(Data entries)
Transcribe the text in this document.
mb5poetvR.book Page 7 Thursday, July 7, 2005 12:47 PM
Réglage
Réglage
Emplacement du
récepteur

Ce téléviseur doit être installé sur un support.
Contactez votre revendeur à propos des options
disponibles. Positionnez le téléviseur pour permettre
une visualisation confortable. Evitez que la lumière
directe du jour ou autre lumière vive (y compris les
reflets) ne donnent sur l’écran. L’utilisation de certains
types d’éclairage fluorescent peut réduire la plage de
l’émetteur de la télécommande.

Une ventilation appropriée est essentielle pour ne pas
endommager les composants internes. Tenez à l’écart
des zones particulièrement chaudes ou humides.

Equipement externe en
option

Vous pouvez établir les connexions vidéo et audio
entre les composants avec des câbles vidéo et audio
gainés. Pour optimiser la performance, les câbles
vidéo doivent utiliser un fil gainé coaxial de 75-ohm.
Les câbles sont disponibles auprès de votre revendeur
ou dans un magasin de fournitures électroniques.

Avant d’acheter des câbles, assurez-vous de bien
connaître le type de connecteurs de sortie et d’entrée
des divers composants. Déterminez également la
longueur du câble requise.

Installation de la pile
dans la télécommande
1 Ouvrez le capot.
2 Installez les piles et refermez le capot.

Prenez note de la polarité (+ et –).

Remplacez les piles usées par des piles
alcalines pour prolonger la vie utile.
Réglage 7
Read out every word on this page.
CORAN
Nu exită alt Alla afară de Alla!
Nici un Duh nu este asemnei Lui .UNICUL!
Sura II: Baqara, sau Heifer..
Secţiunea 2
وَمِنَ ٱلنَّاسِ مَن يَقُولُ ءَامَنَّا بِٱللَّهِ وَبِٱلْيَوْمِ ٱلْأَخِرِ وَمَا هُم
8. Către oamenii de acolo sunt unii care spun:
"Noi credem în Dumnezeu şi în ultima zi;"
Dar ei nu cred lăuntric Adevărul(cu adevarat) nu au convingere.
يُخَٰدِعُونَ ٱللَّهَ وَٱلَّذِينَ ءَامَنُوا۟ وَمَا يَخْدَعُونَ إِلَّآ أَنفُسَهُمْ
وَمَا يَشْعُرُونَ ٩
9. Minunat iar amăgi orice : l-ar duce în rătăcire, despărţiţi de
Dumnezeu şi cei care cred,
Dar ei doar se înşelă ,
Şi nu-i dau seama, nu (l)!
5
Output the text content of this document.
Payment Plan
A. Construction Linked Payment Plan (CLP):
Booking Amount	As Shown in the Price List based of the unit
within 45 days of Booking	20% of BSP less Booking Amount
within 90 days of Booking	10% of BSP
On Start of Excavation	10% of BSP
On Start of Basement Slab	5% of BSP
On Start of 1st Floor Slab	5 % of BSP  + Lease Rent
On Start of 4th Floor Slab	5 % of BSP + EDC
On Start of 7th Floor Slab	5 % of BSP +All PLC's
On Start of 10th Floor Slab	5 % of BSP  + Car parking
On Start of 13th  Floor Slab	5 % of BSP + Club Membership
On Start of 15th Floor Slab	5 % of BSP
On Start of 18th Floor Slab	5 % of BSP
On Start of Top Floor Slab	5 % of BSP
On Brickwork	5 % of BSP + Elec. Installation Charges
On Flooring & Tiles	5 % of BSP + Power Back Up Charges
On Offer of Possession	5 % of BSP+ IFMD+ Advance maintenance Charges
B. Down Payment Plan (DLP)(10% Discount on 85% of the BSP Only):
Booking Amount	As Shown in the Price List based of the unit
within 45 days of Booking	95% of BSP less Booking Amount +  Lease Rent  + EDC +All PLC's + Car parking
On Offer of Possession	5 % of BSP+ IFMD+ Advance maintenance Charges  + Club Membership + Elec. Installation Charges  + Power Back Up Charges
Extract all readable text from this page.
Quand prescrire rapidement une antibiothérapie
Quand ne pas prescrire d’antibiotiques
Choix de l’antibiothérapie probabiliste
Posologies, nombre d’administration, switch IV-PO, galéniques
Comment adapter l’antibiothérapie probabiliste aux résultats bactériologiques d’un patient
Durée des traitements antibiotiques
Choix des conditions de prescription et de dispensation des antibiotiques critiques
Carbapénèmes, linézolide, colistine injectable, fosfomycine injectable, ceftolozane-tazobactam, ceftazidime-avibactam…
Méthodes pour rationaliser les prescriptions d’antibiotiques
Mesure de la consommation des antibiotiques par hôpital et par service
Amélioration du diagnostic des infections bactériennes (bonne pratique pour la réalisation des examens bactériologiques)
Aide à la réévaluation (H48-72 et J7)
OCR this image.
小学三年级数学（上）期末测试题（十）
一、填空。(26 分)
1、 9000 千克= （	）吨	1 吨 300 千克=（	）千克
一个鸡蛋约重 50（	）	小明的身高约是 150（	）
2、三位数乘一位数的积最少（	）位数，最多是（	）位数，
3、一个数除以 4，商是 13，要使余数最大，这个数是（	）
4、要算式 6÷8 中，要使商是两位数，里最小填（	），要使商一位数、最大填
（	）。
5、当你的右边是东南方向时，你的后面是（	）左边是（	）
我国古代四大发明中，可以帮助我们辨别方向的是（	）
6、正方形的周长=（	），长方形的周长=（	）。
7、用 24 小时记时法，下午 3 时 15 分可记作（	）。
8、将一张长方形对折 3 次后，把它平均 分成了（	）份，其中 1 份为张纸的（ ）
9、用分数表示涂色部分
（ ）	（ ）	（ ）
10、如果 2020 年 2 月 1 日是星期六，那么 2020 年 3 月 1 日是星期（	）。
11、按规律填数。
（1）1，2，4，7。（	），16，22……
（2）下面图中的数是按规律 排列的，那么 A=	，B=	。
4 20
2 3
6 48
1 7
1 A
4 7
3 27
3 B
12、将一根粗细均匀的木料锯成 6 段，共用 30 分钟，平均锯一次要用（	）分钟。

Your objective — Copy out every line holding the string "Power".

Solution below —
On Flooring & Tiles	5 % of BSP + Power Back Up Charges
On Offer of Possession	5 % of BSP+ IFMD+ Advance maintenance Charges  + Club Membership + Elec. Installation Charges  + Power Back Up Charges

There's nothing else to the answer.